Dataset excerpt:
· · · · ·
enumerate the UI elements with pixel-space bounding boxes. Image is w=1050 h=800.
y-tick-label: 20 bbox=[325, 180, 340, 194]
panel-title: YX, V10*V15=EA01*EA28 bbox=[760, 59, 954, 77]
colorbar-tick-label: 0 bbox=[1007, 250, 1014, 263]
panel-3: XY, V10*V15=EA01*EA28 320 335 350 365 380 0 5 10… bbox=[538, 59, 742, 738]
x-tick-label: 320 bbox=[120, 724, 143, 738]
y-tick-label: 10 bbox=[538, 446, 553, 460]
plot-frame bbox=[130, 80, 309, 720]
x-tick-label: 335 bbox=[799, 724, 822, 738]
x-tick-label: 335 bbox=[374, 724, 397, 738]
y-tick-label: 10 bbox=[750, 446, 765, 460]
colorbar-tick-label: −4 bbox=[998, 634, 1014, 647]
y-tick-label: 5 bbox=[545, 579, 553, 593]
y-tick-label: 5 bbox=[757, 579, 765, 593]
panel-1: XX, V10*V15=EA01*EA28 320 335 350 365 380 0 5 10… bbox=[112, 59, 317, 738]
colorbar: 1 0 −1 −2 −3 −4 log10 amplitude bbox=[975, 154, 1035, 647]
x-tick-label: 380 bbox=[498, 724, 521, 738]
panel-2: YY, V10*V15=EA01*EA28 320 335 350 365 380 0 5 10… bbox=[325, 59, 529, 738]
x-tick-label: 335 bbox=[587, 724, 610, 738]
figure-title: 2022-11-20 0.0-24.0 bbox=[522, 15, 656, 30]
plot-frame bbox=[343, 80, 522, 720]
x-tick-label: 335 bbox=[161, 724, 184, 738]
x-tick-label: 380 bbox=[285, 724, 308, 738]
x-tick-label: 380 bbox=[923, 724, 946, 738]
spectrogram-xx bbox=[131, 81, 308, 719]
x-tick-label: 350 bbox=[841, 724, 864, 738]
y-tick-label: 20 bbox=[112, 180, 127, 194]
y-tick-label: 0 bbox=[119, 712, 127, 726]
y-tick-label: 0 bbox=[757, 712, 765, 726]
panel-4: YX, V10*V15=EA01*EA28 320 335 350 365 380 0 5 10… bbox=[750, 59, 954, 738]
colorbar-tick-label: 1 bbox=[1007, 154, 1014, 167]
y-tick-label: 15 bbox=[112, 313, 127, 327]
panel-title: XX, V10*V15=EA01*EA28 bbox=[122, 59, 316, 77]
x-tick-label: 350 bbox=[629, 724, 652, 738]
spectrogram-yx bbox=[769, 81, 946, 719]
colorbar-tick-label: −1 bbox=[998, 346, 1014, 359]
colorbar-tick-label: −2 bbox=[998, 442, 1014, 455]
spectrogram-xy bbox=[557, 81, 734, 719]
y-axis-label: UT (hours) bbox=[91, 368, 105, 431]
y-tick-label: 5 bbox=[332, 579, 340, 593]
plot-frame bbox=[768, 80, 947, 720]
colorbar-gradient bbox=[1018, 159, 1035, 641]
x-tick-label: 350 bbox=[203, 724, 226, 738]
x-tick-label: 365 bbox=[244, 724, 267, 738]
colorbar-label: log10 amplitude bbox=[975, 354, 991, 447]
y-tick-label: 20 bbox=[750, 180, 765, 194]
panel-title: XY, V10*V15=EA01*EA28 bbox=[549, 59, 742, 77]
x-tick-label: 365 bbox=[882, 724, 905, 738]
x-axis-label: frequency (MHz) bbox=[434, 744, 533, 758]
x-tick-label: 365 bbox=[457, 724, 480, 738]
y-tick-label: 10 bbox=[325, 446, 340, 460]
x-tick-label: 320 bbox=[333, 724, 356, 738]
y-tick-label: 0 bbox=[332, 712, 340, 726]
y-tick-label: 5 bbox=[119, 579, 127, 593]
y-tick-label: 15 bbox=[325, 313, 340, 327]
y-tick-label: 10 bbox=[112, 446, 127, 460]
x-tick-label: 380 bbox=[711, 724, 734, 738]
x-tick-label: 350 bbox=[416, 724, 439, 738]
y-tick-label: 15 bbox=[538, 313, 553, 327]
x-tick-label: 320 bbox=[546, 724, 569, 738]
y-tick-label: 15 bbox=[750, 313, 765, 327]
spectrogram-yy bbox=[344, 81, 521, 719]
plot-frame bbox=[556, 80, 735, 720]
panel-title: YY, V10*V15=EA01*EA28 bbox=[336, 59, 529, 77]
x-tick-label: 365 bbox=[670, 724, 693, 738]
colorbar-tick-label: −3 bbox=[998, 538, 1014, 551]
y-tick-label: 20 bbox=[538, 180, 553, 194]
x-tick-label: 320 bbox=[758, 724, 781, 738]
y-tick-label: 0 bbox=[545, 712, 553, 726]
· · · · ·
▸ **GIVEN INSTRUCTION**
Put each line of the material above into a numbered list, leaving out any blank lines.

▸ **EXERCISE SOLUTION**
1. enumerate the UI elements with pixel-space bounding boxes. Image is w=1050 h=800.
2. y-tick-label: 20 bbox=[325, 180, 340, 194]
3. panel-title: YX, V10*V15=EA01*EA28 bbox=[760, 59, 954, 77]
4. colorbar-tick-label: 0 bbox=[1007, 250, 1014, 263]
5. panel-3: XY, V10*V15=EA01*EA28 320 335 350 365 380 0 5 10… bbox=[538, 59, 742, 738]
6. x-tick-label: 320 bbox=[120, 724, 143, 738]
7. y-tick-label: 10 bbox=[538, 446, 553, 460]
8. plot-frame bbox=[130, 80, 309, 720]
9. x-tick-label: 335 bbox=[799, 724, 822, 738]
10. x-tick-label: 335 bbox=[374, 724, 397, 738]
11. y-tick-label: 10 bbox=[750, 446, 765, 460]
12. colorbar-tick-label: −4 bbox=[998, 634, 1014, 647]
13. y-tick-label: 5 bbox=[545, 579, 553, 593]
14. y-tick-label: 5 bbox=[757, 579, 765, 593]
15. panel-1: XX, V10*V15=EA01*EA28 320 335 350 365 380 0 5 10… bbox=[112, 59, 317, 738]
16. colorbar: 1 0 −1 −2 −3 −4 log10 amplitude bbox=[975, 154, 1035, 647]
17. x-tick-label: 380 bbox=[498, 724, 521, 738]
18. panel-2: YY, V10*V15=EA01*EA28 320 335 350 365 380 0 5 10… bbox=[325, 59, 529, 738]
19. x-tick-label: 335 bbox=[587, 724, 610, 738]
20. figure-title: 2022-11-20 0.0-24.0 bbox=[522, 15, 656, 30]
21. plot-frame bbox=[343, 80, 522, 720]
22. x-tick-label: 335 bbox=[161, 724, 184, 738]
23. x-tick-label: 380 bbox=[285, 724, 308, 738]
24. x-tick-label: 380 bbox=[923, 724, 946, 738]
25. spectrogram-xx bbox=[131, 81, 308, 719]
26. x-tick-label: 350 bbox=[841, 724, 864, 738]
27. y-tick-label: 20 bbox=[112, 180, 127, 194]
28. y-tick-label: 0 bbox=[119, 712, 127, 726]
29. y-tick-label: 0 bbox=[757, 712, 765, 726]
30. panel-4: YX, V10*V15=EA01*EA28 320 335 350 365 380 0 5 10… bbox=[750, 59, 954, 738]
31. colorbar-tick-label: 1 bbox=[1007, 154, 1014, 167]
32. y-tick-label: 15 bbox=[112, 313, 127, 327]
33. panel-title: XX, V10*V15=EA01*EA28 bbox=[122, 59, 316, 77]
34. x-tick-label: 350 bbox=[629, 724, 652, 738]
35. spectrogram-yx bbox=[769, 81, 946, 719]
36. colorbar-tick-label: −1 bbox=[998, 346, 1014, 359]
37. colorbar-tick-label: −2 bbox=[998, 442, 1014, 455]
38. spectrogram-xy bbox=[557, 81, 734, 719]
39. y-axis-label: UT (hours) bbox=[91, 368, 105, 431]
40. y-tick-label: 5 bbox=[332, 579, 340, 593]
41. plot-frame bbox=[768, 80, 947, 720]
42. colorbar-gradient bbox=[1018, 159, 1035, 641]
43. x-tick-label: 350 bbox=[203, 724, 226, 738]
44. x-tick-label: 365 bbox=[244, 724, 267, 738]
45. colorbar-label: log10 amplitude bbox=[975, 354, 991, 447]
46. y-tick-label: 20 bbox=[750, 180, 765, 194]
47. panel-title: XY, V10*V15=EA01*EA28 bbox=[549, 59, 742, 77]
48. x-tick-label: 365 bbox=[882, 724, 905, 738]
49. x-axis-label: frequency (MHz) bbox=[434, 744, 533, 758]
50. x-tick-label: 365 bbox=[457, 724, 480, 738]
51. y-tick-label: 10 bbox=[325, 446, 340, 460]
52. x-tick-label: 320 bbox=[333, 724, 356, 738]
53. y-tick-label: 0 bbox=[332, 712, 340, 726]
54. y-tick-label: 5 bbox=[119, 579, 127, 593]
55. y-tick-label: 15 bbox=[325, 313, 340, 327]
56. y-tick-label: 10 bbox=[112, 446, 127, 460]
57. x-tick-label: 380 bbox=[711, 724, 734, 738]
58. x-tick-label: 350 bbox=[416, 724, 439, 738]
59. y-tick-label: 15 bbox=[538, 313, 553, 327]
60. x-tick-label: 320 bbox=[546, 724, 569, 738]
61. y-tick-label: 15 bbox=[750, 313, 765, 327]
62. spectrogram-yy bbox=[344, 81, 521, 719]
63. plot-frame bbox=[556, 80, 735, 720]
64. panel-title: YY, V10*V15=EA01*EA28 bbox=[336, 59, 529, 77]
65. x-tick-label: 365 bbox=[670, 724, 693, 738]
66. colorbar-tick-label: −3 bbox=[998, 538, 1014, 551]
67. y-tick-label: 20 bbox=[538, 180, 553, 194]
68. x-tick-label: 320 bbox=[758, 724, 781, 738]
69. y-tick-label: 0 bbox=[545, 712, 553, 726]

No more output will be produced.